> EXERCISE INPUTS
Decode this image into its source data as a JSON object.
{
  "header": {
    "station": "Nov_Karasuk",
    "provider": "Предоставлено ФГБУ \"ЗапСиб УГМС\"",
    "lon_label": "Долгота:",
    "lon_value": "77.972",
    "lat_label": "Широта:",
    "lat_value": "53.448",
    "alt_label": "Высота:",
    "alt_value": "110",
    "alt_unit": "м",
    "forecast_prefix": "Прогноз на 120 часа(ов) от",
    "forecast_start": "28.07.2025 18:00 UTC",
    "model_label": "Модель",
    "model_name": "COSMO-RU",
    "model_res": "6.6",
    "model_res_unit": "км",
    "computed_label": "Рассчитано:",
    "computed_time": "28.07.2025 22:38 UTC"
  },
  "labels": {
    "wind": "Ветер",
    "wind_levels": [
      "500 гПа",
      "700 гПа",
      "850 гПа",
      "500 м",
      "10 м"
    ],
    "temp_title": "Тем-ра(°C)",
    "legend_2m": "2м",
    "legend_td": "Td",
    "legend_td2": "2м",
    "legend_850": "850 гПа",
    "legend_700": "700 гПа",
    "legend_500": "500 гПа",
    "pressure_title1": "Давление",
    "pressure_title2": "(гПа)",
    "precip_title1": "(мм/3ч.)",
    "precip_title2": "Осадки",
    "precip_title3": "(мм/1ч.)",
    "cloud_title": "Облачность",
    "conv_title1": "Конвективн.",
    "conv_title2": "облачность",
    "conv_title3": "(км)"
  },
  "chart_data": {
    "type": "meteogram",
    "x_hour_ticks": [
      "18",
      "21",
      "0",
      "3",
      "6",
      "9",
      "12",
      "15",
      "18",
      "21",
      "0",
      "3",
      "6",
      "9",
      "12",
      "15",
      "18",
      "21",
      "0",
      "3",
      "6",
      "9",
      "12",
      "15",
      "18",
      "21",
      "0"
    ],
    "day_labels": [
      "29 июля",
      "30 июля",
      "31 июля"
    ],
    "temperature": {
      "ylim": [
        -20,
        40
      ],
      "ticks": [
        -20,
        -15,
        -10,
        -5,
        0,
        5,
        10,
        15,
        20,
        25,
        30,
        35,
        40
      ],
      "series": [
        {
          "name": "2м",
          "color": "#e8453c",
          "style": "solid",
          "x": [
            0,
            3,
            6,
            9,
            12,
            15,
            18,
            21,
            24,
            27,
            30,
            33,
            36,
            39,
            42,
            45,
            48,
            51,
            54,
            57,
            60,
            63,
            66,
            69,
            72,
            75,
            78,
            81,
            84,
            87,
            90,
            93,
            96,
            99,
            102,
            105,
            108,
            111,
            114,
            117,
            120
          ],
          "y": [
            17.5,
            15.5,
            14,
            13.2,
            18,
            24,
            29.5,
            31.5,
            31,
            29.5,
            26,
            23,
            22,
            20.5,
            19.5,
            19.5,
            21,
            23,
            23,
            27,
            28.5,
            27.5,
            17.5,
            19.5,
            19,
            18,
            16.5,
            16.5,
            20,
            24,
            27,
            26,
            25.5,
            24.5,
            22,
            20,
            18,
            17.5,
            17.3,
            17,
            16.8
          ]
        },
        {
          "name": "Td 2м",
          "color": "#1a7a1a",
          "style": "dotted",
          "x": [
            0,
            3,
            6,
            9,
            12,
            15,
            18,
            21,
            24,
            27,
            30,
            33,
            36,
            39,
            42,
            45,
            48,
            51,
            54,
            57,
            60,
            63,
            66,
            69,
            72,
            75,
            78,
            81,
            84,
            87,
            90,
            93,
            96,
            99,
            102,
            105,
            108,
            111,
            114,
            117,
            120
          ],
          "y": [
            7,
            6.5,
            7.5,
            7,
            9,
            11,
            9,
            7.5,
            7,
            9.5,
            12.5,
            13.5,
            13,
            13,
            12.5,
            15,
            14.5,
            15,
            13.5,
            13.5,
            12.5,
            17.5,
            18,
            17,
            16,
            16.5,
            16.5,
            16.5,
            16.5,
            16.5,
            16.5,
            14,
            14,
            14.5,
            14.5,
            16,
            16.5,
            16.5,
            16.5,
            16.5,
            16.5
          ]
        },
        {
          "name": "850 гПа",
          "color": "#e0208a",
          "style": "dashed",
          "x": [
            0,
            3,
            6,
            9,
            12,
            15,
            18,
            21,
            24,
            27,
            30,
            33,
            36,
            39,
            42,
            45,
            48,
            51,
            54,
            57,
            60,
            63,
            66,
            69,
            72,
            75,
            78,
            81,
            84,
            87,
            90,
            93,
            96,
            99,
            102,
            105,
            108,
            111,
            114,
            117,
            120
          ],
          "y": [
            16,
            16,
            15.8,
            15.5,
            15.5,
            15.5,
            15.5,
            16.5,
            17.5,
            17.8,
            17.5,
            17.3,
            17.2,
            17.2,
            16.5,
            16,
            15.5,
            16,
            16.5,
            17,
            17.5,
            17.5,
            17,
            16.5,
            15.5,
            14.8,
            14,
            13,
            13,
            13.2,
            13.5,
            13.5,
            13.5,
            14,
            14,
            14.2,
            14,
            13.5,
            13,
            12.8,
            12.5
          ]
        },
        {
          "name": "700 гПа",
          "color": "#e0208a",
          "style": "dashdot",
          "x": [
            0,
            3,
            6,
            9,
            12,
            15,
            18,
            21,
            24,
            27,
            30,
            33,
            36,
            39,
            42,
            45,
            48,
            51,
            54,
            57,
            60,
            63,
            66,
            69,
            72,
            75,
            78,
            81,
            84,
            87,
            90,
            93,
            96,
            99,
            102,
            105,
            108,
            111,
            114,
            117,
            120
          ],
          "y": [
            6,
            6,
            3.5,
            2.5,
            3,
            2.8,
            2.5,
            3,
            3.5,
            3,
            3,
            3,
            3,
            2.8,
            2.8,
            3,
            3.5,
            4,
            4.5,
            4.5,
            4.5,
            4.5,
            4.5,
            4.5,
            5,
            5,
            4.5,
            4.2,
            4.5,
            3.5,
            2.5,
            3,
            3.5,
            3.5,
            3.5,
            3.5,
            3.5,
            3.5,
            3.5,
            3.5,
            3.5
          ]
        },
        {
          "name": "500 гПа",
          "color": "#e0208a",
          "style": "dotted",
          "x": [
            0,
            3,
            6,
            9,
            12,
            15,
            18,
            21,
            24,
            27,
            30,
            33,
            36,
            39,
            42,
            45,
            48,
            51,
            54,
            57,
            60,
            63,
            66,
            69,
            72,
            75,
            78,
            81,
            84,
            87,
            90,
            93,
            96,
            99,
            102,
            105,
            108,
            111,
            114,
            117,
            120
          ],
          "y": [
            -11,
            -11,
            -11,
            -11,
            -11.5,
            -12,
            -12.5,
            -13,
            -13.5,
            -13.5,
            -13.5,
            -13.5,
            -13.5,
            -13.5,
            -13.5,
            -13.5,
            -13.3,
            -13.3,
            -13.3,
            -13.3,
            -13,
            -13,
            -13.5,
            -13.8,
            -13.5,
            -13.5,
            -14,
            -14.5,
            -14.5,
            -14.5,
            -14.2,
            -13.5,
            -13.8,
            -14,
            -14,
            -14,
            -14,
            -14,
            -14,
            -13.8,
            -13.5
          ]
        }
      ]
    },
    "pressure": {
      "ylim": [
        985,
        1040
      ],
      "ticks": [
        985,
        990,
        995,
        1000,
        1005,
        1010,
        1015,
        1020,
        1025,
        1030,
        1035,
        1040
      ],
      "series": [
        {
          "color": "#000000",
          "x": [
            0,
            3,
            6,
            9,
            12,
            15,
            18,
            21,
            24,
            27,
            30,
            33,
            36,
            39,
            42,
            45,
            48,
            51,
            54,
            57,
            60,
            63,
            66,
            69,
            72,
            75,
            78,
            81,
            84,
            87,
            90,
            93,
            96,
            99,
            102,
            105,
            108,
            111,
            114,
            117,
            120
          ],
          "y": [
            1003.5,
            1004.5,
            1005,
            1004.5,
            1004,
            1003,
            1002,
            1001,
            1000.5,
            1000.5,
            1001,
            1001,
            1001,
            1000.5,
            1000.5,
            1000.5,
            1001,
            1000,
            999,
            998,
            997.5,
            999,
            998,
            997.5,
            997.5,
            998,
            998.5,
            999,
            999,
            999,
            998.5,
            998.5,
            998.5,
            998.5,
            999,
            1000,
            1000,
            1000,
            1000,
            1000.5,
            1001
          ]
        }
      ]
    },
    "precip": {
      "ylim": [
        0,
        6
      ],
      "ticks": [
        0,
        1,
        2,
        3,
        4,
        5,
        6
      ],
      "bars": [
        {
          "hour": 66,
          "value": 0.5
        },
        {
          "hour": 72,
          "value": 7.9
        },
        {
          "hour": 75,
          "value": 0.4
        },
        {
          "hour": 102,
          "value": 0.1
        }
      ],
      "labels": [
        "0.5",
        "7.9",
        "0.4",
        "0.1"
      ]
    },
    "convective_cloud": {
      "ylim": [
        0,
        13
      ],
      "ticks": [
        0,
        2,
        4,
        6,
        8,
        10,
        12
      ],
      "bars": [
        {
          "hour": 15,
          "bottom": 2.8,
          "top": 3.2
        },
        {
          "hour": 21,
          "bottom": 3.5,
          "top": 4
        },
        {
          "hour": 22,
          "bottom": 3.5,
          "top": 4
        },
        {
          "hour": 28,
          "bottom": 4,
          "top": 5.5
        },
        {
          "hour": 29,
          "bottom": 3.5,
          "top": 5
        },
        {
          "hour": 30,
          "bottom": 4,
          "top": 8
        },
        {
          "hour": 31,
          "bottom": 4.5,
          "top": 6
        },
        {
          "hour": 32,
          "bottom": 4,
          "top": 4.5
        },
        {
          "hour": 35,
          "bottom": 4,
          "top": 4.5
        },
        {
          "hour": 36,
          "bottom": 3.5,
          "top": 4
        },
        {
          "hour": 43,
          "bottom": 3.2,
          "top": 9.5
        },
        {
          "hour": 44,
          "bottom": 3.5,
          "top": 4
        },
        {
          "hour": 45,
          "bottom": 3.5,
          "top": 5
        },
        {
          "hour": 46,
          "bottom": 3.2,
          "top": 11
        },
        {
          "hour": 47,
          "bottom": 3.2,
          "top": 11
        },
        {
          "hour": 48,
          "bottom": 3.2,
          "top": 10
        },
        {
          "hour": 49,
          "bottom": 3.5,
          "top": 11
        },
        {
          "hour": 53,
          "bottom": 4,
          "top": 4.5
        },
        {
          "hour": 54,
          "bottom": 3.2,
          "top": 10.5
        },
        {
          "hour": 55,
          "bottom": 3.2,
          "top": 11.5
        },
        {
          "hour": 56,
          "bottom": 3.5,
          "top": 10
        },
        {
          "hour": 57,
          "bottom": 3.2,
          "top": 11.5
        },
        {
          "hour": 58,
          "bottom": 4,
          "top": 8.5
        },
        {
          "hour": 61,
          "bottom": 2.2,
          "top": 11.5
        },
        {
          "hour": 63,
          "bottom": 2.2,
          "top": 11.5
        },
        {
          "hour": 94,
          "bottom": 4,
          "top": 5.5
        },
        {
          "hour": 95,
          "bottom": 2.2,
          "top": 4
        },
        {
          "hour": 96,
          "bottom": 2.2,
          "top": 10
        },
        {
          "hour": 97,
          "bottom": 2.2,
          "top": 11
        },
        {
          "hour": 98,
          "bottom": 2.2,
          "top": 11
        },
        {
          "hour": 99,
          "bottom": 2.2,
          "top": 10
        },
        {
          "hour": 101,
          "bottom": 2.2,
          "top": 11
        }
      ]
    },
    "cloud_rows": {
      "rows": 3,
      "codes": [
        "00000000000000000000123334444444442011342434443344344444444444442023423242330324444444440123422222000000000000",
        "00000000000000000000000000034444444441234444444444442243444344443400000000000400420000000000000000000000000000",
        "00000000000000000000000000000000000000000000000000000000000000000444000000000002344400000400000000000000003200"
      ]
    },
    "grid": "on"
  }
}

> WHAT THE EXERCISE ASKS
Filter out all lines lacking the word "style" and copy the rest.

> SOLUTION TO THE EXERCISE
          "style": "solid",
          "style": "dotted",
          "style": "dashed",
          "style": "dashdot",
          "style": "dotted",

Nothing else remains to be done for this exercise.